Below is some material; set it all down exactly, apart from the pictures.

━━━

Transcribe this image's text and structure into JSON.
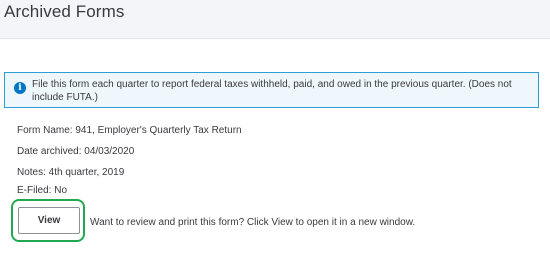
{
  "header": {
    "title": "Archived Forms"
  },
  "notice": {
    "icon": "info-icon",
    "icon_glyph": "i",
    "text": "File this form each quarter to report federal taxes withheld, paid, and owed in the previous quarter. (Does not include FUTA.)"
  },
  "details": {
    "form_name": "Form Name: 941, Employer's Quarterly Tax Return",
    "date_archived": "Date archived: 04/03/2020",
    "notes": "Notes: 4th quarter, 2019",
    "e_filed": "E-Filed: No"
  },
  "actions": {
    "view_label": "View",
    "view_hint": "Want to review and print this form? Click View to open it in a new window."
  },
  "colors": {
    "header_bg": "#f4f5f8",
    "notice_border": "#2c9fd9",
    "notice_bg": "#eef7fc",
    "info_icon": "#0077c5",
    "highlight": "#22a851"
  }
}
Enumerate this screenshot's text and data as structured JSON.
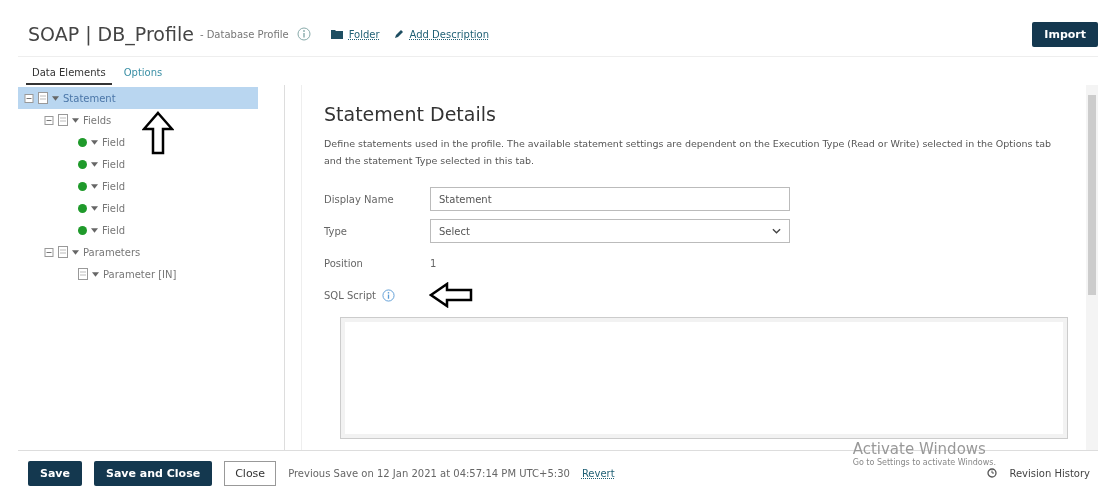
{
  "header": {
    "title": "SOAP | DB_Profile",
    "subtitle": "- Database Profile",
    "folder_link": "Folder",
    "description_link": "Add Description",
    "import_button": "Import"
  },
  "tabs": [
    {
      "label": "Data Elements",
      "selected": true
    },
    {
      "label": "Options",
      "selected": false
    }
  ],
  "tree": [
    {
      "label": "Statement",
      "kind": "group",
      "expanded": true,
      "selected": true,
      "children": [
        {
          "label": "Fields",
          "kind": "group",
          "expanded": true,
          "selected": false,
          "children": [
            {
              "label": "Field",
              "kind": "field",
              "selected": false
            },
            {
              "label": "Field",
              "kind": "field",
              "selected": false
            },
            {
              "label": "Field",
              "kind": "field",
              "selected": false
            },
            {
              "label": "Field",
              "kind": "field",
              "selected": false
            },
            {
              "label": "Field",
              "kind": "field",
              "selected": false
            }
          ]
        },
        {
          "label": "Parameters",
          "kind": "group",
          "expanded": true,
          "selected": false,
          "children": [
            {
              "label": "Parameter [IN]",
              "kind": "param",
              "selected": false
            }
          ]
        }
      ]
    }
  ],
  "details": {
    "heading": "Statement Details",
    "description": "Define statements used in the profile. The available statement settings are dependent on the Execution Type (Read or Write) selected in the Options tab and the statement Type selected in this tab.",
    "display_name_label": "Display Name",
    "display_name_value": "Statement",
    "type_label": "Type",
    "type_value": "Select",
    "position_label": "Position",
    "position_value": "1",
    "sql_label": "SQL Script"
  },
  "footer": {
    "save": "Save",
    "save_close": "Save and Close",
    "close": "Close",
    "previous_save": "Previous Save on 12 Jan 2021 at 04:57:14 PM UTC+5:30",
    "revert": "Revert",
    "revision_history": "Revision History"
  },
  "os_notice": {
    "title": "Activate Windows",
    "text": "Go to Settings to activate Windows."
  }
}
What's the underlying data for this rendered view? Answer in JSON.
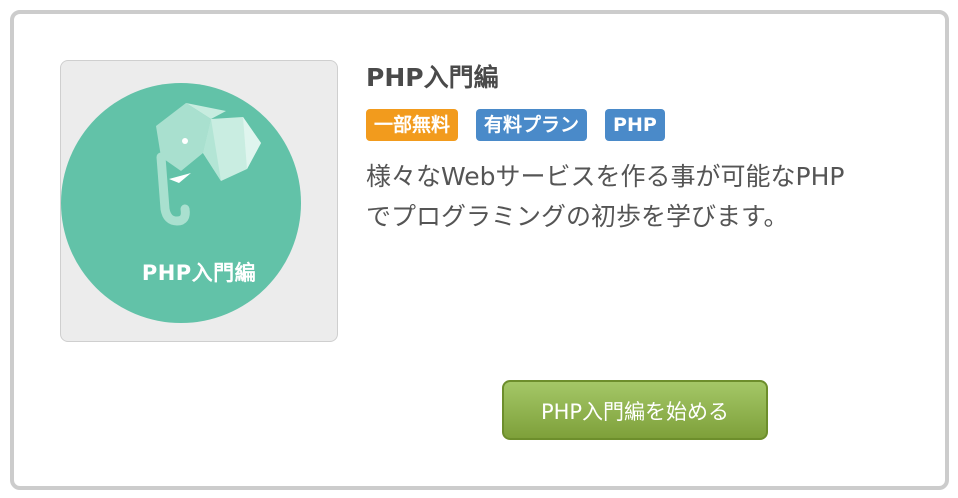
{
  "course": {
    "title": "PHP入門編",
    "thumbnail_caption": "PHP入門編",
    "badges": [
      {
        "label": "一部無料",
        "color": "#f29b1d"
      },
      {
        "label": "有料プラン",
        "color": "#4a8ac9"
      },
      {
        "label": "PHP",
        "color": "#4a8ac9"
      }
    ],
    "description_lines": [
      "様々なWebサービスを作る事が可能なPHP",
      "でプログラミングの初歩を学びます。"
    ],
    "start_button_label": "PHP入門編を始める"
  },
  "colors": {
    "thumbnail_circle": "#62c2a8",
    "button": "#8db04a",
    "card_border": "#cccccc"
  },
  "icons": {
    "thumbnail": "elephant-icon"
  }
}
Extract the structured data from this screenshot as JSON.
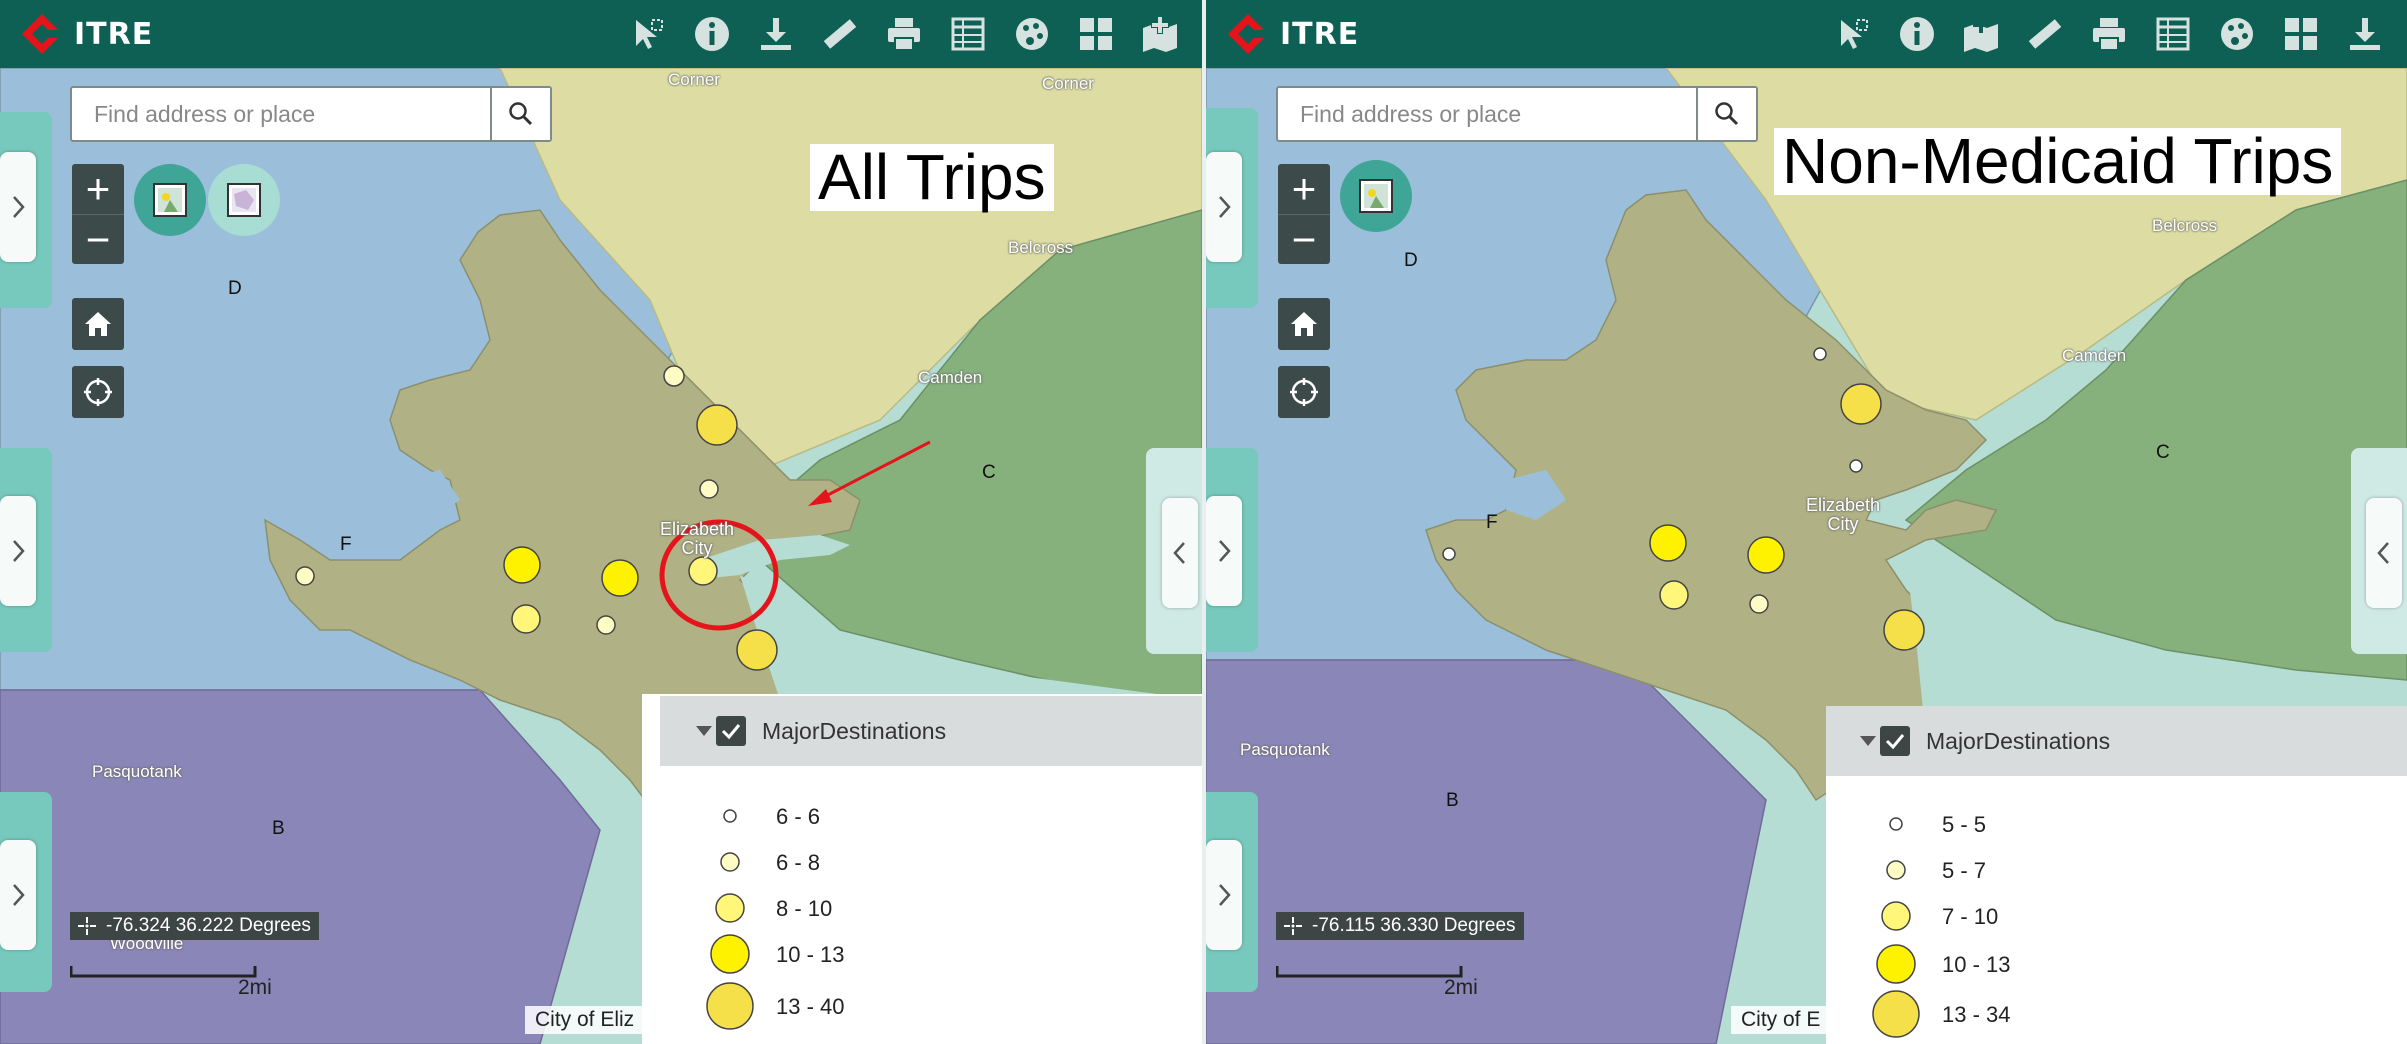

━━━

Result:
Transcribe this image's text and structure into JSON.
{
  "header": {
    "title": "Archived Forms"
  },
  "notice": {
    "icon": "info-icon",
    "icon_glyph": "i",
    "text": "File this form each quarter to report federal taxes withheld, paid, and owed in the previous quarter. (Does not include FUTA.)"
  },
  "details": {
    "form_name": "Form Name: 941, Employer's Quarterly Tax Return",
    "date_archived": "Date archived: 04/03/2020",
    "notes": "Notes: 4th quarter, 2019",
    "e_filed": "E-Filed: No"
  },
  "actions": {
    "view_label": "View",
    "view_hint": "Want to review and print this form? Click View to open it in a new window."
  },
  "colors": {
    "header_bg": "#f4f5f8",
    "notice_border": "#2c9fd9",
    "notice_bg": "#eef7fc",
    "info_icon": "#0077c5",
    "highlight": "#22a851"
  }
}
Enumerate this screenshot's text and data as structured JSON.
{
  "header": {
    "title": "SOAP | DB_Profile",
    "subtitle": "- Database Profile",
    "folder_link": "Folder",
    "description_link": "Add Description",
    "import_button": "Import"
  },
  "tabs": [
    {
      "label": "Data Elements",
      "selected": true
    },
    {
      "label": "Options",
      "selected": false
    }
  ],
  "tree": [
    {
      "label": "Statement",
      "kind": "group",
      "expanded": true,
      "selected": true,
      "children": [
        {
          "label": "Fields",
          "kind": "group",
          "expanded": true,
          "selected": false,
          "children": [
            {
              "label": "Field",
              "kind": "field",
              "selected": false
            },
            {
              "label": "Field",
              "kind": "field",
              "selected": false
            },
            {
              "label": "Field",
              "kind": "field",
              "selected": false
            },
            {
              "label": "Field",
              "kind": "field",
              "selected": false
            },
            {
              "label": "Field",
              "kind": "field",
              "selected": false
            }
          ]
        },
        {
          "label": "Parameters",
          "kind": "group",
          "expanded": true,
          "selected": false,
          "children": [
            {
              "label": "Parameter [IN]",
              "kind": "param",
              "selected": false
            }
          ]
        }
      ]
    }
  ],
  "details": {
    "heading": "Statement Details",
    "description": "Define statements used in the profile. The available statement settings are dependent on the Execution Type (Read or Write) selected in the Options tab and the statement Type selected in this tab.",
    "display_name_label": "Display Name",
    "display_name_value": "Statement",
    "type_label": "Type",
    "type_value": "Select",
    "position_label": "Position",
    "position_value": "1",
    "sql_label": "SQL Script"
  },
  "footer": {
    "save": "Save",
    "save_close": "Save and Close",
    "close": "Close",
    "previous_save": "Previous Save on 12 Jan 2021 at 04:57:14 PM UTC+5:30",
    "revert": "Revert",
    "revision_history": "Revision History"
  },
  "os_notice": {
    "title": "Activate Windows",
    "text": "Go to Settings to activate Windows."
  }
}
What's the underlying data for this rendered view? Answer in JSON.
{
  "course": {
    "title": "PHP入門編",
    "thumbnail_caption": "PHP入門編",
    "badges": [
      {
        "label": "一部無料",
        "color": "#f29b1d"
      },
      {
        "label": "有料プラン",
        "color": "#4a8ac9"
      },
      {
        "label": "PHP",
        "color": "#4a8ac9"
      }
    ],
    "description_lines": [
      "様々なWebサービスを作る事が可能なPHP",
      "でプログラミングの初歩を学びます。"
    ],
    "start_button_label": "PHP入門編を始める"
  },
  "colors": {
    "thumbnail_circle": "#62c2a8",
    "button": "#8db04a",
    "card_border": "#cccccc"
  },
  "icons": {
    "thumbnail": "elephant-icon"
  }
}
Extract the structured data from this screenshot as JSON.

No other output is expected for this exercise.